» DATA SHOWN:

+++

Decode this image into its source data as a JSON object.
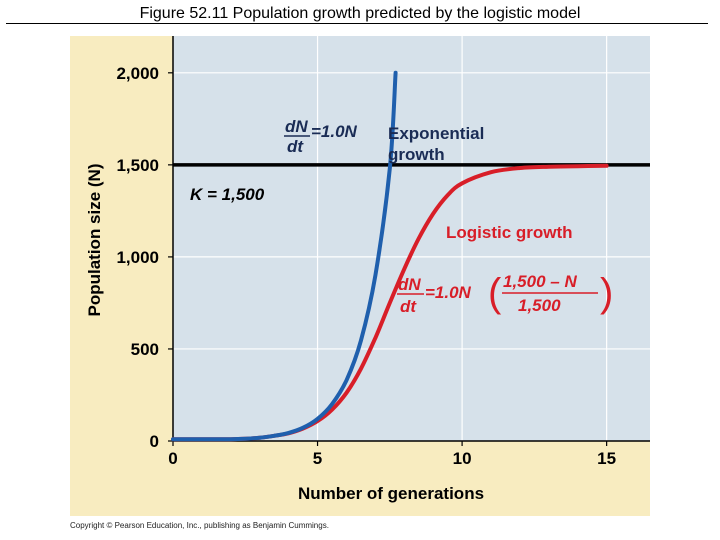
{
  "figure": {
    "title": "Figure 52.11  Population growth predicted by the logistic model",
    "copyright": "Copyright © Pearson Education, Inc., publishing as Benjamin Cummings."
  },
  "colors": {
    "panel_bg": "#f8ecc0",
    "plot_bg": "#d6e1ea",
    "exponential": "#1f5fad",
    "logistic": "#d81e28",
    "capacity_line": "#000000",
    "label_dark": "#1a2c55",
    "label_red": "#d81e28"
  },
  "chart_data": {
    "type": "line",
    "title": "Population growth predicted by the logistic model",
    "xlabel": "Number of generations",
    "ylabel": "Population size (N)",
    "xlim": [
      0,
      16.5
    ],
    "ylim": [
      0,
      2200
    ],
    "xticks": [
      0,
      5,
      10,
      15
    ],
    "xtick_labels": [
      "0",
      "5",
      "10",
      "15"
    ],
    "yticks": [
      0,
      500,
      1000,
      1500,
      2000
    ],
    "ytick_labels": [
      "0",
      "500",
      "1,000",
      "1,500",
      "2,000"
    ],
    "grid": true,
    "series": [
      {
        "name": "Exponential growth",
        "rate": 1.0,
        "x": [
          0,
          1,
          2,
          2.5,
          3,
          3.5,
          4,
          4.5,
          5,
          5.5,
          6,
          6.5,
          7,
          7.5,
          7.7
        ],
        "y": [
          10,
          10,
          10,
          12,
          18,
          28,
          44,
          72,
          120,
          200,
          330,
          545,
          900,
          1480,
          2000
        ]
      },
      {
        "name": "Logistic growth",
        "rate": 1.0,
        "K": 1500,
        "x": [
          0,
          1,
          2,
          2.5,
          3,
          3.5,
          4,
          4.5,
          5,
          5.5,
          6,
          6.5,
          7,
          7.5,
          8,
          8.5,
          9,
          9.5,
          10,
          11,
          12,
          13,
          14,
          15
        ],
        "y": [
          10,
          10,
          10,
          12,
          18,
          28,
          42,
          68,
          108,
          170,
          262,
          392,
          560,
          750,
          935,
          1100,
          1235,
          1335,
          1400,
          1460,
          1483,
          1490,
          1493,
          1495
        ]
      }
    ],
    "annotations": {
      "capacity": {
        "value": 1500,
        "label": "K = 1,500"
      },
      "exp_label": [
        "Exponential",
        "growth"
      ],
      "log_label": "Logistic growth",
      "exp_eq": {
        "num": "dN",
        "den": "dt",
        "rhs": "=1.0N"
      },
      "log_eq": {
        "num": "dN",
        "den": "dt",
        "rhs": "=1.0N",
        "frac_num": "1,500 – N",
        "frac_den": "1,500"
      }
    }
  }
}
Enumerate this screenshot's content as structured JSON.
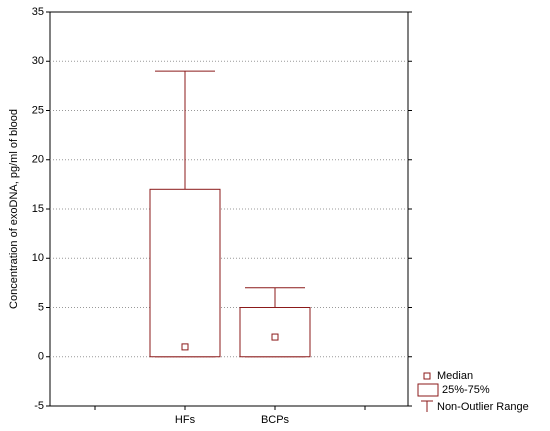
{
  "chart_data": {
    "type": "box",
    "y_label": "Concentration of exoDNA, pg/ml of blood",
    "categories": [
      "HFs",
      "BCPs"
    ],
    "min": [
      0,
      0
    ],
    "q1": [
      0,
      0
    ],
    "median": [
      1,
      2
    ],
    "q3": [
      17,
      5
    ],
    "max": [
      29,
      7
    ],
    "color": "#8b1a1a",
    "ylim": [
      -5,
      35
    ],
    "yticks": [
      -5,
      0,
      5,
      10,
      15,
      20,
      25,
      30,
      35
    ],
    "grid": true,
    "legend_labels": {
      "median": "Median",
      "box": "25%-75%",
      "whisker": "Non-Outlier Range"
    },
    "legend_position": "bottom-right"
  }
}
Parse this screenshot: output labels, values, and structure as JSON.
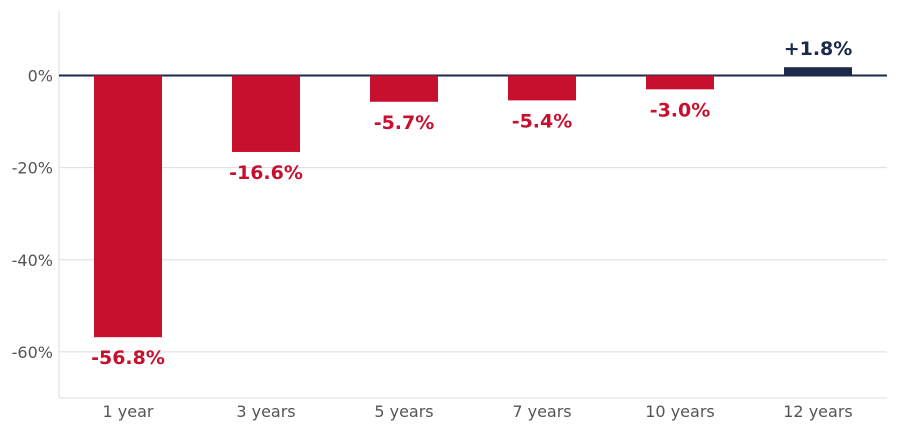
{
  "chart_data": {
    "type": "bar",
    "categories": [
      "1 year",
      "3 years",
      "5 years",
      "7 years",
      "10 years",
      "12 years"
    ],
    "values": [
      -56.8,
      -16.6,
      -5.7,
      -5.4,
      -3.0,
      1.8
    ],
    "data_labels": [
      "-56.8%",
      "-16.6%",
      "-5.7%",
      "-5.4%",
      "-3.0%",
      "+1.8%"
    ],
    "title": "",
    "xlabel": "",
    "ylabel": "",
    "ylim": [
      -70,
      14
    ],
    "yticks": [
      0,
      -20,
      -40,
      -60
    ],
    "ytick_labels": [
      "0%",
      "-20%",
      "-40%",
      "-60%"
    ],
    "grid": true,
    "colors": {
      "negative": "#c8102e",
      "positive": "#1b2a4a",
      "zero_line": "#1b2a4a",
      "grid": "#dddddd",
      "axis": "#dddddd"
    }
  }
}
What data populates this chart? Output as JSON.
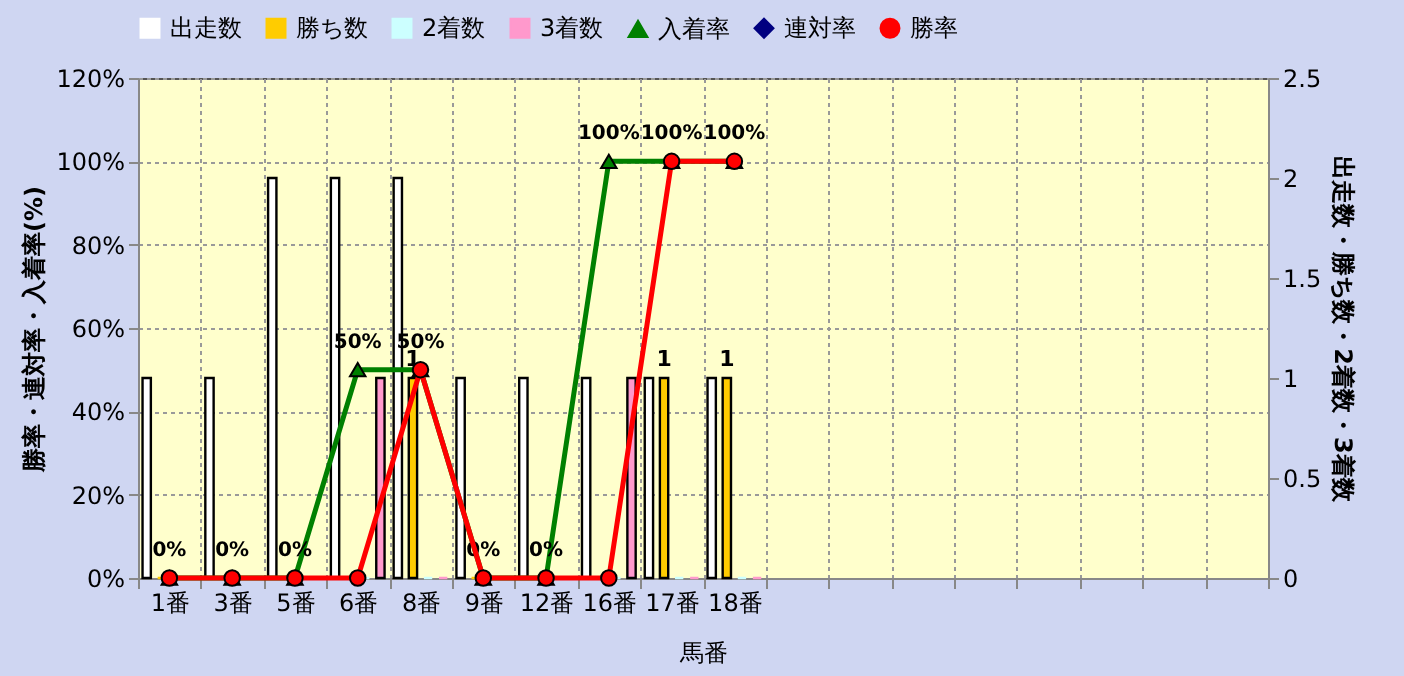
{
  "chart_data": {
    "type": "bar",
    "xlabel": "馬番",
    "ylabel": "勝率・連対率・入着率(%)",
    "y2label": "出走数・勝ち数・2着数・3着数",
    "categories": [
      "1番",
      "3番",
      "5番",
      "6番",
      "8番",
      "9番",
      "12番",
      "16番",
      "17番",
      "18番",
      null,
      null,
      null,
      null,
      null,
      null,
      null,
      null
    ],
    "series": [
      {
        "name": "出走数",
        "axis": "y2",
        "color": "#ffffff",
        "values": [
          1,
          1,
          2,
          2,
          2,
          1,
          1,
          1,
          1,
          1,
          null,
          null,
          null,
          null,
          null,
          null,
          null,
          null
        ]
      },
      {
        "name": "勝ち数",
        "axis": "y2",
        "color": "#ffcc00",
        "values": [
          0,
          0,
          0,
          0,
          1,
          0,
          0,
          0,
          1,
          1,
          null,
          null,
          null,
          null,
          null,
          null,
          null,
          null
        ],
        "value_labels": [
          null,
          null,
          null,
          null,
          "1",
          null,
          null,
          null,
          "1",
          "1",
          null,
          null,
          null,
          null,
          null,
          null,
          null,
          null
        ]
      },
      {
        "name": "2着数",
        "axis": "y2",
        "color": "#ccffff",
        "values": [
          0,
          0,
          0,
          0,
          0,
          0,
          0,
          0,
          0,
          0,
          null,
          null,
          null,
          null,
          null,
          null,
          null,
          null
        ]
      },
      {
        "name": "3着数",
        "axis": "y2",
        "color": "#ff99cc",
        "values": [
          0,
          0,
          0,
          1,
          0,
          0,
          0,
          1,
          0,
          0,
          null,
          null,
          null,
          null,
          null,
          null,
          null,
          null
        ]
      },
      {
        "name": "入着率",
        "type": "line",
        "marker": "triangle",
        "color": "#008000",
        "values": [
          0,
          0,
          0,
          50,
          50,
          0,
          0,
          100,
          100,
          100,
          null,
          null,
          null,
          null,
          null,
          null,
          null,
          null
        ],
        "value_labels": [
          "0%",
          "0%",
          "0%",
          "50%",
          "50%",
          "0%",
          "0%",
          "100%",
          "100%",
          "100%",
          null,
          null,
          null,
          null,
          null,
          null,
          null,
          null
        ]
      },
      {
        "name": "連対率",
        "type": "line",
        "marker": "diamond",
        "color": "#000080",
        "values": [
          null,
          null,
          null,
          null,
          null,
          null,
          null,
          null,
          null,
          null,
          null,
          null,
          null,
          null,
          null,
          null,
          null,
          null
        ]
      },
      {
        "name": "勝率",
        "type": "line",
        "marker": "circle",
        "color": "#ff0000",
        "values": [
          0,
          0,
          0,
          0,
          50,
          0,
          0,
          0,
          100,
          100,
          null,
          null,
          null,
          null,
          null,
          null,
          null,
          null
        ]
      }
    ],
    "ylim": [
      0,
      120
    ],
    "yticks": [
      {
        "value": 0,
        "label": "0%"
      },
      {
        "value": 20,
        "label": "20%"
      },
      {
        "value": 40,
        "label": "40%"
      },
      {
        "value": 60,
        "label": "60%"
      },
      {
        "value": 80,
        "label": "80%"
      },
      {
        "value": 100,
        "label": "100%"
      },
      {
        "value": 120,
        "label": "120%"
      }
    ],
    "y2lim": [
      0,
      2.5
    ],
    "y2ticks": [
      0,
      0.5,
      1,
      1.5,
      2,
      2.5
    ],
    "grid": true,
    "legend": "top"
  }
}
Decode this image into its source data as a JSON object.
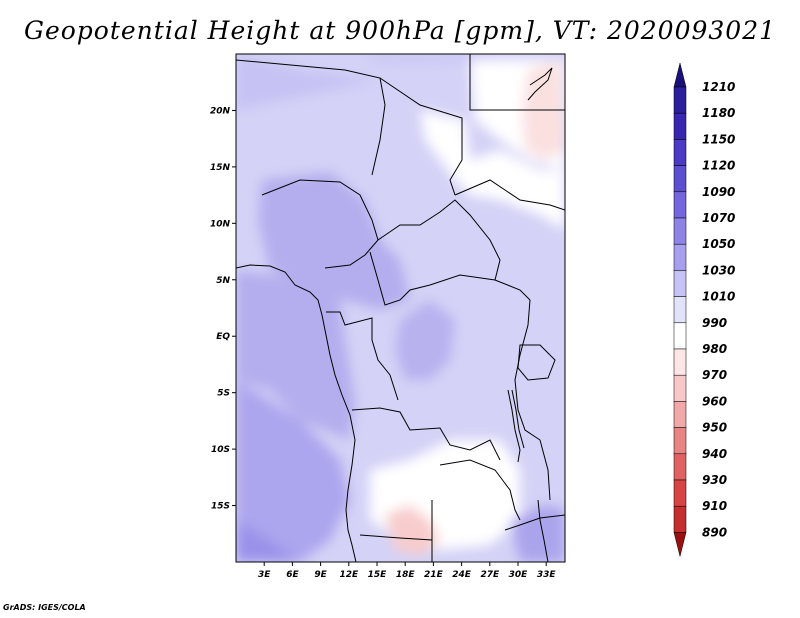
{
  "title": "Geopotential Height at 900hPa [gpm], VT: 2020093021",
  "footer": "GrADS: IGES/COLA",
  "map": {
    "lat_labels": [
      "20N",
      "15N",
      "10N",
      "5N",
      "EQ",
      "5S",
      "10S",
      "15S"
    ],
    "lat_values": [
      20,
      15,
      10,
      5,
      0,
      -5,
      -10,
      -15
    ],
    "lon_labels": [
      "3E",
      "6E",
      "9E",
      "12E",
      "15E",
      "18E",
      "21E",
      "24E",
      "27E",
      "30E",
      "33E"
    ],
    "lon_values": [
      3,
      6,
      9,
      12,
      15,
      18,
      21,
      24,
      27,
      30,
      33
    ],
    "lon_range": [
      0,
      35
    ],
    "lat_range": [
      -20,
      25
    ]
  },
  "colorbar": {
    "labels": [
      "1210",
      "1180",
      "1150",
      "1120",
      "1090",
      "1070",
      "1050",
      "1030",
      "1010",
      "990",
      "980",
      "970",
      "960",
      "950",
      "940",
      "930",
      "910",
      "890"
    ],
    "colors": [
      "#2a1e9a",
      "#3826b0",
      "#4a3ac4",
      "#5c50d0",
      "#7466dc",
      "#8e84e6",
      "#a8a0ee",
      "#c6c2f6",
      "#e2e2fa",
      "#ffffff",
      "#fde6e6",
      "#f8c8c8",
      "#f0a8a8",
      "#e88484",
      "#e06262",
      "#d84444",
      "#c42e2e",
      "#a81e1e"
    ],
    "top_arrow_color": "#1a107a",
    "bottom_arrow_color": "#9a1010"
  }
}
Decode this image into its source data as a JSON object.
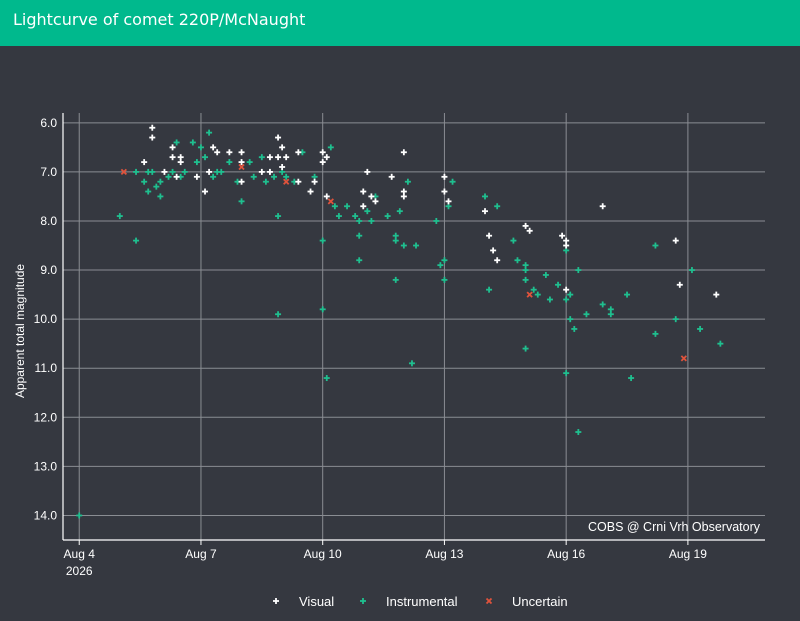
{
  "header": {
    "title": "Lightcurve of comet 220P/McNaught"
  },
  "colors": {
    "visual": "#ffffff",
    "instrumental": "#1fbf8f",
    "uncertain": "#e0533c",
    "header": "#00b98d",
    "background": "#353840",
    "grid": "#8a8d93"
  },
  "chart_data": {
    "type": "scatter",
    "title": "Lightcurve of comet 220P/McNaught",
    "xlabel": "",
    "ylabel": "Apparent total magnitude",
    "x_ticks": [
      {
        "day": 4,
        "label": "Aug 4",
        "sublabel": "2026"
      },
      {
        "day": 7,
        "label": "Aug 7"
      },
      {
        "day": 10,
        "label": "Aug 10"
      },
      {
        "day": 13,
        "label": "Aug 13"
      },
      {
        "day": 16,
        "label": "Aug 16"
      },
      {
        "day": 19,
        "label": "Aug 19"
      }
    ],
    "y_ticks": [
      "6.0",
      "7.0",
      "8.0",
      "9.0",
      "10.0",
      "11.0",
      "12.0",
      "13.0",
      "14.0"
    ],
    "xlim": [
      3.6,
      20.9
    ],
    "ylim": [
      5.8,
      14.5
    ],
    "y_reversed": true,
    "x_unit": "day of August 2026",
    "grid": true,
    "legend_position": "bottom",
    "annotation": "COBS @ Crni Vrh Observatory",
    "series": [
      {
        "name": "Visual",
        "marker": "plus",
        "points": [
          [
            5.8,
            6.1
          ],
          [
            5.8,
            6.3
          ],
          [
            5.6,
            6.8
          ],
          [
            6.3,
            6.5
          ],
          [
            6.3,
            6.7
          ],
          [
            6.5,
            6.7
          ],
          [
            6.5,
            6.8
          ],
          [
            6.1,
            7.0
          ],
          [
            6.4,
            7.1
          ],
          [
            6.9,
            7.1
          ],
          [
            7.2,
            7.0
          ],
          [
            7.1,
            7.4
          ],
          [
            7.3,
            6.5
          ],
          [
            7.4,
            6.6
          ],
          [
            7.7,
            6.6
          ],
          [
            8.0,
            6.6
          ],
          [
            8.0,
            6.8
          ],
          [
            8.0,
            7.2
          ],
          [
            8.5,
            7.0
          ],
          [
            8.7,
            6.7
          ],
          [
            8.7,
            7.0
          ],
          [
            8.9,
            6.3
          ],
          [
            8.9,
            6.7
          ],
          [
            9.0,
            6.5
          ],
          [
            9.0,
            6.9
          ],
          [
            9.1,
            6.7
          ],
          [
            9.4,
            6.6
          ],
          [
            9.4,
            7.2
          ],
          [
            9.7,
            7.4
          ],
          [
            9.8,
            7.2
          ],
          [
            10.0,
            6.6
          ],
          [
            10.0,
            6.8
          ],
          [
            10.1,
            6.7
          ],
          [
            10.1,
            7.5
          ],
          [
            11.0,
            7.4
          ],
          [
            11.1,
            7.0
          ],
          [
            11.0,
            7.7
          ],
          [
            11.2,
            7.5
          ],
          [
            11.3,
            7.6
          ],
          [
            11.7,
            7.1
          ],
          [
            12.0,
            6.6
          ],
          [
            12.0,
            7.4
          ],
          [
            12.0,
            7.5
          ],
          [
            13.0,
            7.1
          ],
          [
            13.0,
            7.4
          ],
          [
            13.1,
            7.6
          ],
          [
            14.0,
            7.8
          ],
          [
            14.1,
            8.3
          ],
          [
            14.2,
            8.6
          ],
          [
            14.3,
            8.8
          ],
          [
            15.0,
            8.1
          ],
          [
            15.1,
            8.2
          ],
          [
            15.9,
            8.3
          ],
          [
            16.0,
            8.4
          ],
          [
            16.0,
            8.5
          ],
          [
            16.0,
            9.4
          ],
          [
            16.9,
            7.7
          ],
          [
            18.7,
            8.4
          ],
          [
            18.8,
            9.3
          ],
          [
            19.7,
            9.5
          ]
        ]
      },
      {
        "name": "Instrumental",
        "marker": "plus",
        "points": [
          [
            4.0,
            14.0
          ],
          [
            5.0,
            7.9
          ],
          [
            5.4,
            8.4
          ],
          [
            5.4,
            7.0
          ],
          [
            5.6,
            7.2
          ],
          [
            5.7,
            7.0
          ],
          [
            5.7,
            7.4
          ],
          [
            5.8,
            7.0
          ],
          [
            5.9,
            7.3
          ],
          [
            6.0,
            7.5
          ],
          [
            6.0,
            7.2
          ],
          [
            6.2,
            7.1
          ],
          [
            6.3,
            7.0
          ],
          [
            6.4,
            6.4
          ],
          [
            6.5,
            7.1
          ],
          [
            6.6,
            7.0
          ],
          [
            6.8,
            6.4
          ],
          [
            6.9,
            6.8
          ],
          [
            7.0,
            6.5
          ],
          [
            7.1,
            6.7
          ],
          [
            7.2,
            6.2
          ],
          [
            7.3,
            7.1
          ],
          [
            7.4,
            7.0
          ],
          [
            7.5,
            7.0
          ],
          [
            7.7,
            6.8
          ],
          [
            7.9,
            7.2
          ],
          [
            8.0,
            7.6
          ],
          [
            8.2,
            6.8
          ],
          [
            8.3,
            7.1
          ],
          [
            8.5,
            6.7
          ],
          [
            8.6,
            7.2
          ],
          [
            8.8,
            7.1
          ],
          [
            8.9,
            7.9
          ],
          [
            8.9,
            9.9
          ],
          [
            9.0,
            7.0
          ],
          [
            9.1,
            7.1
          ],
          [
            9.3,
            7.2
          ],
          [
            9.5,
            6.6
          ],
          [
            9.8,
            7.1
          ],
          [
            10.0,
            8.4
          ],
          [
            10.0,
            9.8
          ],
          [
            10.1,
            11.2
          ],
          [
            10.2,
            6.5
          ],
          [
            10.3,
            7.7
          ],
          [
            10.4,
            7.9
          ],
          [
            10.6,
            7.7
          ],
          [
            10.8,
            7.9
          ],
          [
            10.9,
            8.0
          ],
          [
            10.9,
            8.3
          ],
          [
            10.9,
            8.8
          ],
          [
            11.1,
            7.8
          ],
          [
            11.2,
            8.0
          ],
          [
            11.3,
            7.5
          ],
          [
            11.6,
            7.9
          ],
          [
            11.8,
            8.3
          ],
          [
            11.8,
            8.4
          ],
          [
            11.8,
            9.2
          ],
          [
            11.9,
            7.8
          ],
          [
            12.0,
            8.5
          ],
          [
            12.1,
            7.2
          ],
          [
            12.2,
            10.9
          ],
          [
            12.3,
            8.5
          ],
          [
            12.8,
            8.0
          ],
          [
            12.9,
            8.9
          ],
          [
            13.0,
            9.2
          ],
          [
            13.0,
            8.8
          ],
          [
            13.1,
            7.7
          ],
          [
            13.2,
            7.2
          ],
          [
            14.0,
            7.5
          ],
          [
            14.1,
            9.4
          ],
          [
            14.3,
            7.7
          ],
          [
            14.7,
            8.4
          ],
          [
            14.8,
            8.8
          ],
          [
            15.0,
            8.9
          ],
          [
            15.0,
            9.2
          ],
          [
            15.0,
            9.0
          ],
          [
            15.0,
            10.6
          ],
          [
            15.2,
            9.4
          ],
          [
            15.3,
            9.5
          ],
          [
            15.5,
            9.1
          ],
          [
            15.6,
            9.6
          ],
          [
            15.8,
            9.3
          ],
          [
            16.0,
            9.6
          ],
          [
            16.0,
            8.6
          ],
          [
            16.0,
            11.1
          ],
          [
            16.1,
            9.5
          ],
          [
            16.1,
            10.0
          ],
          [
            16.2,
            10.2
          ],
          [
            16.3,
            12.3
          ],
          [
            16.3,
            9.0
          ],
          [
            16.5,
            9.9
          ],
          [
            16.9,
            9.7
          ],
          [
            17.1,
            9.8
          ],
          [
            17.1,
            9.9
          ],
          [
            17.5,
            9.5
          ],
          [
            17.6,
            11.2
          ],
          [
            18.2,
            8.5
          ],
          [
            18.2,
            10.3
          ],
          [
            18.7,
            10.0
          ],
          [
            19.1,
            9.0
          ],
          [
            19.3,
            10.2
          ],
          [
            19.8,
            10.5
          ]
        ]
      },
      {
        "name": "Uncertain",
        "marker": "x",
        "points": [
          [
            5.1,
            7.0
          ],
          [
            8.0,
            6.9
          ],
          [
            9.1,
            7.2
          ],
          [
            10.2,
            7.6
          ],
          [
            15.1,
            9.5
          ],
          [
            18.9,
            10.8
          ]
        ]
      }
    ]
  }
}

+++

» GIVEN PROBLEM:
Check every line of the listing for the string "screenshot" and report how many lines have it, as a number alone.

» TASK OUTPUT:
2